▸ Task directions:
From the data that follows, report how many lines hold the string "https", giving only the number.

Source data
◆ ◆ ◆ ◆

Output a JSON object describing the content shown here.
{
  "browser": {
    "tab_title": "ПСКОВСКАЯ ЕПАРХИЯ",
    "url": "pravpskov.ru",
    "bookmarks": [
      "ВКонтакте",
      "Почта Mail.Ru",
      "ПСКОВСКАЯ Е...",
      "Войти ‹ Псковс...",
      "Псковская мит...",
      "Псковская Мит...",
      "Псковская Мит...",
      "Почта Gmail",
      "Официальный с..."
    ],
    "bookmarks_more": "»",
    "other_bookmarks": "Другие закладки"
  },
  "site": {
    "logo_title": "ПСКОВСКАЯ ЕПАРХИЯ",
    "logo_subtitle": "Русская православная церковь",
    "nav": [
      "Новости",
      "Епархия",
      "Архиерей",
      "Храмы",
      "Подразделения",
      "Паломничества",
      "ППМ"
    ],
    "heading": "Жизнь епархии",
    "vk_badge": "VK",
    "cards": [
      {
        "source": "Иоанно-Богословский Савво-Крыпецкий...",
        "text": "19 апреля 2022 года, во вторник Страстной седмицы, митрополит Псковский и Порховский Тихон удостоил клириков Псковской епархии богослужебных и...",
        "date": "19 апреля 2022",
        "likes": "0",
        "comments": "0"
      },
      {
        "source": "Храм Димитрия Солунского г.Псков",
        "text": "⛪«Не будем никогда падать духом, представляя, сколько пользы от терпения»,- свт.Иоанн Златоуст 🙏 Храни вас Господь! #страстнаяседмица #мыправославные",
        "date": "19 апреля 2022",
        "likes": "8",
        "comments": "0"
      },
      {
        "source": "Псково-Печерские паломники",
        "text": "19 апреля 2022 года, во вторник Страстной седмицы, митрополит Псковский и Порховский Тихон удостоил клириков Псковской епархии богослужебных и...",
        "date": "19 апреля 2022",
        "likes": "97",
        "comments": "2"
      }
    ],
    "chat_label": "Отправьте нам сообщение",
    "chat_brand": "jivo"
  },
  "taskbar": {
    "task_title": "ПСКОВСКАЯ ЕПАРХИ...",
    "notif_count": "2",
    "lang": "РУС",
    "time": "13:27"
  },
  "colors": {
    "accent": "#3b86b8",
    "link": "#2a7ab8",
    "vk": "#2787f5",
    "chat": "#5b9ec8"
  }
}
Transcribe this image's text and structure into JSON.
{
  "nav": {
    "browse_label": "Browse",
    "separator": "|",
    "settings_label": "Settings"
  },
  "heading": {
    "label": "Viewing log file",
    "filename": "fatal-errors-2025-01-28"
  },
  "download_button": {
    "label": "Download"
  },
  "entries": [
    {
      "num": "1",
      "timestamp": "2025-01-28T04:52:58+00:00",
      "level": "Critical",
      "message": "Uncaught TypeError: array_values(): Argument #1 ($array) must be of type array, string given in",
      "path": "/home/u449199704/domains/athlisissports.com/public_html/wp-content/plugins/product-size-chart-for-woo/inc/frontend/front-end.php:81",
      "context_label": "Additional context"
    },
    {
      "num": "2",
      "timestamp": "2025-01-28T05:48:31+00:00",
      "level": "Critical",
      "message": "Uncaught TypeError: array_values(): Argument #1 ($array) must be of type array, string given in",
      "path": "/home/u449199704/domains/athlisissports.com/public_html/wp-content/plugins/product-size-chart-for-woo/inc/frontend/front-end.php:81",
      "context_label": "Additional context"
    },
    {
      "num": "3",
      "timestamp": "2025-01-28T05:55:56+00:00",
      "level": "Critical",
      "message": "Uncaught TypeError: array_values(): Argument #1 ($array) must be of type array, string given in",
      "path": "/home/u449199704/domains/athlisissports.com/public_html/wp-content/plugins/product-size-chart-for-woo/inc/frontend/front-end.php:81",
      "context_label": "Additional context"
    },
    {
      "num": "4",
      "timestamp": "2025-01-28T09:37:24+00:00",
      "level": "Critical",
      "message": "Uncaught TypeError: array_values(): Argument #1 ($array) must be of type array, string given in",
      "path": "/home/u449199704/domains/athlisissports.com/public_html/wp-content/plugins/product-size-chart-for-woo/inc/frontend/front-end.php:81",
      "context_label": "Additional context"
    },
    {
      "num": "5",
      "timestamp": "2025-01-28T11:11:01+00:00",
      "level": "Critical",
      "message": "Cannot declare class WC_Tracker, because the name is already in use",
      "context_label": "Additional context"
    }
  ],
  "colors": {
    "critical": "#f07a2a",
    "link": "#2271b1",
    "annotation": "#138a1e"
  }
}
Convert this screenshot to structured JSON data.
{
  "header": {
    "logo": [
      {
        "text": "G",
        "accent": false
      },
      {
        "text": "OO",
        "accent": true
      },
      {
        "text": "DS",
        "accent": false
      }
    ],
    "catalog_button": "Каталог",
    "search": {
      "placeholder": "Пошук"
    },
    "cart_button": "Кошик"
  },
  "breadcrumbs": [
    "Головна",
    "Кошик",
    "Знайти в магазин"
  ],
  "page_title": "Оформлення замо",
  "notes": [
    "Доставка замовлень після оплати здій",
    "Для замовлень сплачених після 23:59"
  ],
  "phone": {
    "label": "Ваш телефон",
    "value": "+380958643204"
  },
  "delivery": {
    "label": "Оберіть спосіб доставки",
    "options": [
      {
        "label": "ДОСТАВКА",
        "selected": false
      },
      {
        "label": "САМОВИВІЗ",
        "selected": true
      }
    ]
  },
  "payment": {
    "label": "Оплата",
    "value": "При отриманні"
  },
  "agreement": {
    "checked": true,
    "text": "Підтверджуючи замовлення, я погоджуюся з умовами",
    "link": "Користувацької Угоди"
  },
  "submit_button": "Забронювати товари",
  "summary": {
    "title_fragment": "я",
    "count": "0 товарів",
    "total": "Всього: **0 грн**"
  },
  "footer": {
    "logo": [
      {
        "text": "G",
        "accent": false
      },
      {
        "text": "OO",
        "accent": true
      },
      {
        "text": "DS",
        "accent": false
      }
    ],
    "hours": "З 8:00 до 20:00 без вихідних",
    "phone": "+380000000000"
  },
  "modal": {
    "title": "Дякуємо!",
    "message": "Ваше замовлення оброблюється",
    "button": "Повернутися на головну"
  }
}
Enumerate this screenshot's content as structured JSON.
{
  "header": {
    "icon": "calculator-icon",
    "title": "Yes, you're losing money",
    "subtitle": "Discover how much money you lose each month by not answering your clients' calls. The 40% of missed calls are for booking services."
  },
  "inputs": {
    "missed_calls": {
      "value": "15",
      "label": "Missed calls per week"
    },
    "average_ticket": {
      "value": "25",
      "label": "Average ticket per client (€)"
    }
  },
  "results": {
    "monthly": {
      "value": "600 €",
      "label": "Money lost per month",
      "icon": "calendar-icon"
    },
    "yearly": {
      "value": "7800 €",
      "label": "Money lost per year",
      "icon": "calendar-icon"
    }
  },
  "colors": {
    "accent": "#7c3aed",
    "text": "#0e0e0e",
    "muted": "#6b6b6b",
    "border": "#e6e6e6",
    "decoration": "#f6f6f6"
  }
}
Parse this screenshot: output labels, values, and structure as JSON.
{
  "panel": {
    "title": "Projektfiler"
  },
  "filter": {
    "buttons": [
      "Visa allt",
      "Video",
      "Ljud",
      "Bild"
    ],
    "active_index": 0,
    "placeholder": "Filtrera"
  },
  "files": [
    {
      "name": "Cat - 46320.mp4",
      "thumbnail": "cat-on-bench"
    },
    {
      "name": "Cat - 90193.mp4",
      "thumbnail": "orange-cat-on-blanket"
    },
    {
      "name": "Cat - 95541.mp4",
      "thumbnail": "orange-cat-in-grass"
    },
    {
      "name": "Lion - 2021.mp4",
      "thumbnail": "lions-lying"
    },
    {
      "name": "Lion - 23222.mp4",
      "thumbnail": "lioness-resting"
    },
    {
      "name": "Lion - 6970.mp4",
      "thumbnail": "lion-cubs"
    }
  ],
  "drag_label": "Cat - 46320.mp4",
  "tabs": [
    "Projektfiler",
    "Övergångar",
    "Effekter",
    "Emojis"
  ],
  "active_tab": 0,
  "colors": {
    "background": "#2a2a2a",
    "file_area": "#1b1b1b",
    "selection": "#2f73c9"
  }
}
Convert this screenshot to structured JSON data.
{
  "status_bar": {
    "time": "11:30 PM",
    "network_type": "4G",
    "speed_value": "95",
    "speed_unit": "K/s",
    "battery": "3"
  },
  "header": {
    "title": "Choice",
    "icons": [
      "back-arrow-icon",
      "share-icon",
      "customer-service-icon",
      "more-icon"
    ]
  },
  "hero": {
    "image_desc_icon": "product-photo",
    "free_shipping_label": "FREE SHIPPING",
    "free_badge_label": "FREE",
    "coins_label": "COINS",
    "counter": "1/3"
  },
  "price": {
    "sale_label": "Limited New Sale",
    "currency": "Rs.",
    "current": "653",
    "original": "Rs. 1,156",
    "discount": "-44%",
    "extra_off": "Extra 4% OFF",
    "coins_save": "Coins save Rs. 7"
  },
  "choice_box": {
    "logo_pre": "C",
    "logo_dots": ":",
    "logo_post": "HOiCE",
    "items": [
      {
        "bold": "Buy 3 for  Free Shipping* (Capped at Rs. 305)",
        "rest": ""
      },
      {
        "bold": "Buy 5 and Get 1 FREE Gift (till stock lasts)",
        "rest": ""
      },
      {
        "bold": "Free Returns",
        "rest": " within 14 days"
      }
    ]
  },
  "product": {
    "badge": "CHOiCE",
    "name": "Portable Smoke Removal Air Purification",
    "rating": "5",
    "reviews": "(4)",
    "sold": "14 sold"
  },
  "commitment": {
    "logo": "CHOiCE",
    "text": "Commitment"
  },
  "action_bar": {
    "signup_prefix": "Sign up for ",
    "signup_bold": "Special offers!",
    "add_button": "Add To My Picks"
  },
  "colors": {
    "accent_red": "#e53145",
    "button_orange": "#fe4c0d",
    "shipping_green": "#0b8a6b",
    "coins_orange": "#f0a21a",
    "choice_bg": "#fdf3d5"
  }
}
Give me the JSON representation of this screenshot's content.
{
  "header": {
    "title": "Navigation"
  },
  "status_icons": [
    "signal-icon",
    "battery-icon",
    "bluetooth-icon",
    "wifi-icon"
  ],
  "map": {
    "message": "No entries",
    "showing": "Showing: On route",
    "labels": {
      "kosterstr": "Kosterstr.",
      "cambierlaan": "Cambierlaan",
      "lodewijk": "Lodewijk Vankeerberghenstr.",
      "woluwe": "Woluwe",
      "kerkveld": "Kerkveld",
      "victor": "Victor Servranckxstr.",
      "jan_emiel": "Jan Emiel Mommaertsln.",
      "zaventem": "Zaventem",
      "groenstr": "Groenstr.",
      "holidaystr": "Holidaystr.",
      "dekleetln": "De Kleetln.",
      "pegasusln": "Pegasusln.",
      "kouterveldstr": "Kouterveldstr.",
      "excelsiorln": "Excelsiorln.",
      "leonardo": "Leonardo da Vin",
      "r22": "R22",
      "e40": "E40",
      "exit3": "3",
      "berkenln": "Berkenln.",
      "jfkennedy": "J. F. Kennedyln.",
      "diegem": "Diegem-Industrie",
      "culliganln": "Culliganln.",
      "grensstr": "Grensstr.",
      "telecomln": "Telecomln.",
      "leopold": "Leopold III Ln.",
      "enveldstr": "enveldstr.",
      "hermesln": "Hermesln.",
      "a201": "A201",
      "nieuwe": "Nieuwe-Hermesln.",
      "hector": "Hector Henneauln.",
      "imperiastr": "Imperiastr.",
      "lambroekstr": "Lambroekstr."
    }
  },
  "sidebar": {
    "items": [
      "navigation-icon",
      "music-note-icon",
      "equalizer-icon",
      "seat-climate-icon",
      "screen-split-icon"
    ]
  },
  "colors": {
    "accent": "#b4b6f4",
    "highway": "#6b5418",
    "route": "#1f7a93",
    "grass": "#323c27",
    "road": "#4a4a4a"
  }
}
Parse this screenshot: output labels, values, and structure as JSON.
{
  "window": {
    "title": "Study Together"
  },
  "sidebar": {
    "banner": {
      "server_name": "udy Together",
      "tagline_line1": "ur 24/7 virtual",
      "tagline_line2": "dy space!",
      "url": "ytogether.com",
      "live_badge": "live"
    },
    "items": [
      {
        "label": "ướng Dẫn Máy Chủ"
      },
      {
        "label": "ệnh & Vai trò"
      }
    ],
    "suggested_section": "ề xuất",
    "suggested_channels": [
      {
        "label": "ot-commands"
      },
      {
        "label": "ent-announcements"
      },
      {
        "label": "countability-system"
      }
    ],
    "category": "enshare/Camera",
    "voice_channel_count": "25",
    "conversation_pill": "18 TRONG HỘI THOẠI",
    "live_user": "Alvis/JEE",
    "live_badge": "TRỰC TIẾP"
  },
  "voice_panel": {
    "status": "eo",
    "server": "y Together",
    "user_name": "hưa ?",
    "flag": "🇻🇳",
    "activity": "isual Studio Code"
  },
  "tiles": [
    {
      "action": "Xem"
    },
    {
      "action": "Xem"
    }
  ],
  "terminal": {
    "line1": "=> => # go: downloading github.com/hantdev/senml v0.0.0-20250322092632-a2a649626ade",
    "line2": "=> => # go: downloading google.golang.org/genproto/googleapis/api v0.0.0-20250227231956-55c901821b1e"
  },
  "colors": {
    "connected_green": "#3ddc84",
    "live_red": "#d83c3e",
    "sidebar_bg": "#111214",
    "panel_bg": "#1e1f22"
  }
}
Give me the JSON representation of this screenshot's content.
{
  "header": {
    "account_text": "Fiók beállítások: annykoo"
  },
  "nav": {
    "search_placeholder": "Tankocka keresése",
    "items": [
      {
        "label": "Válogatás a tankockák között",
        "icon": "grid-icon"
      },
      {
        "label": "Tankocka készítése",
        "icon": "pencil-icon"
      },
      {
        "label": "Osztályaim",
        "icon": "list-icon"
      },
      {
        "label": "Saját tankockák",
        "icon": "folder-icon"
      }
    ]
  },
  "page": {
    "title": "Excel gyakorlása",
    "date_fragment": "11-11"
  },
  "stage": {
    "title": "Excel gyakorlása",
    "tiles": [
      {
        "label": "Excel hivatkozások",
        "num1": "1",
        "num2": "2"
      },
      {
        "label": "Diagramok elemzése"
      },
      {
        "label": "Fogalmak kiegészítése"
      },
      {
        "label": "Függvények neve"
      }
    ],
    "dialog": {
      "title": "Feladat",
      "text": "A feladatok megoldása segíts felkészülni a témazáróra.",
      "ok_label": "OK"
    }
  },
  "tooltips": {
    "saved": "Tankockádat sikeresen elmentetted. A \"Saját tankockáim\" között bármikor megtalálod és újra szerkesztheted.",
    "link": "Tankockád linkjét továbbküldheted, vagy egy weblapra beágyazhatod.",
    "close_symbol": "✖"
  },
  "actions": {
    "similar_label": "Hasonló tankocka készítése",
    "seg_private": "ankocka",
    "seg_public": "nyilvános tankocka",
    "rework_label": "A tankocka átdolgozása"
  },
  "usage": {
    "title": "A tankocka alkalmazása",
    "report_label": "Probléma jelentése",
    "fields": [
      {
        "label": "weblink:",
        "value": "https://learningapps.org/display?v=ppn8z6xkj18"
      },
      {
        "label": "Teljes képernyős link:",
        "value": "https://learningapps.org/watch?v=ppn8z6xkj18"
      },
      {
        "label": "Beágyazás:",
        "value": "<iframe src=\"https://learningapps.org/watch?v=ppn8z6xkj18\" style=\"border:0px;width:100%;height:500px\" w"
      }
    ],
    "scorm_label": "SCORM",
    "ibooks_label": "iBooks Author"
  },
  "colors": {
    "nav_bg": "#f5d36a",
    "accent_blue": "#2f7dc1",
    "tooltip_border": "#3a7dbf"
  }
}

◆ ◆ ◆ ◆

▸ Answer to this task:
3